PROBLEM TO WORK ON → Write out the material exactly, leaving every picture behind.

[Items listed in a dataset]
________

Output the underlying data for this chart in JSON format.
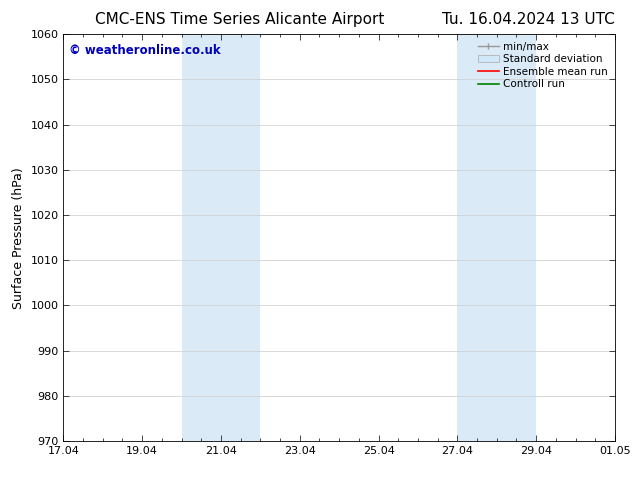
{
  "title_left": "CMC-ENS Time Series Alicante Airport",
  "title_right": "Tu. 16.04.2024 13 UTC",
  "ylabel": "Surface Pressure (hPa)",
  "ylim": [
    970,
    1060
  ],
  "yticks": [
    970,
    980,
    990,
    1000,
    1010,
    1020,
    1030,
    1040,
    1050,
    1060
  ],
  "xtick_labels": [
    "17.04",
    "19.04",
    "21.04",
    "23.04",
    "25.04",
    "27.04",
    "29.04",
    "01.05"
  ],
  "xtick_positions": [
    0,
    2,
    4,
    6,
    8,
    10,
    12,
    14
  ],
  "xlim": [
    0,
    14
  ],
  "shaded_regions": [
    {
      "start": 3,
      "end": 5,
      "color": "#daeaf7"
    },
    {
      "start": 10,
      "end": 12,
      "color": "#daeaf7"
    }
  ],
  "watermark": "© weatheronline.co.uk",
  "watermark_color": "#0000bb",
  "legend_entries": [
    {
      "label": "min/max",
      "type": "minmax",
      "color": "#999999"
    },
    {
      "label": "Standard deviation",
      "type": "patch",
      "color": "#d0e8f8"
    },
    {
      "label": "Ensemble mean run",
      "type": "line",
      "color": "#ff0000"
    },
    {
      "label": "Controll run",
      "type": "line",
      "color": "#008000"
    }
  ],
  "bg_color": "#ffffff",
  "grid_color": "#cccccc",
  "title_fontsize": 11,
  "ylabel_fontsize": 9,
  "tick_fontsize": 8,
  "legend_fontsize": 7.5
}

________

OUTPUT OF THE TASK →
Output the underlying data for this chart in JSON format.
{
  "title_left": "CMC-ENS Time Series Alicante Airport",
  "title_right": "Tu. 16.04.2024 13 UTC",
  "ylabel": "Surface Pressure (hPa)",
  "ylim": [
    970,
    1060
  ],
  "yticks": [
    970,
    980,
    990,
    1000,
    1010,
    1020,
    1030,
    1040,
    1050,
    1060
  ],
  "xtick_labels": [
    "17.04",
    "19.04",
    "21.04",
    "23.04",
    "25.04",
    "27.04",
    "29.04",
    "01.05"
  ],
  "xtick_positions": [
    0,
    2,
    4,
    6,
    8,
    10,
    12,
    14
  ],
  "xlim": [
    0,
    14
  ],
  "shaded_regions": [
    {
      "start": 3,
      "end": 5,
      "color": "#daeaf7"
    },
    {
      "start": 10,
      "end": 12,
      "color": "#daeaf7"
    }
  ],
  "watermark": "© weatheronline.co.uk",
  "watermark_color": "#0000bb",
  "legend_entries": [
    {
      "label": "min/max",
      "type": "minmax",
      "color": "#999999"
    },
    {
      "label": "Standard deviation",
      "type": "patch",
      "color": "#d0e8f8"
    },
    {
      "label": "Ensemble mean run",
      "type": "line",
      "color": "#ff0000"
    },
    {
      "label": "Controll run",
      "type": "line",
      "color": "#008000"
    }
  ],
  "bg_color": "#ffffff",
  "grid_color": "#cccccc",
  "title_fontsize": 11,
  "ylabel_fontsize": 9,
  "tick_fontsize": 8,
  "legend_fontsize": 7.5
}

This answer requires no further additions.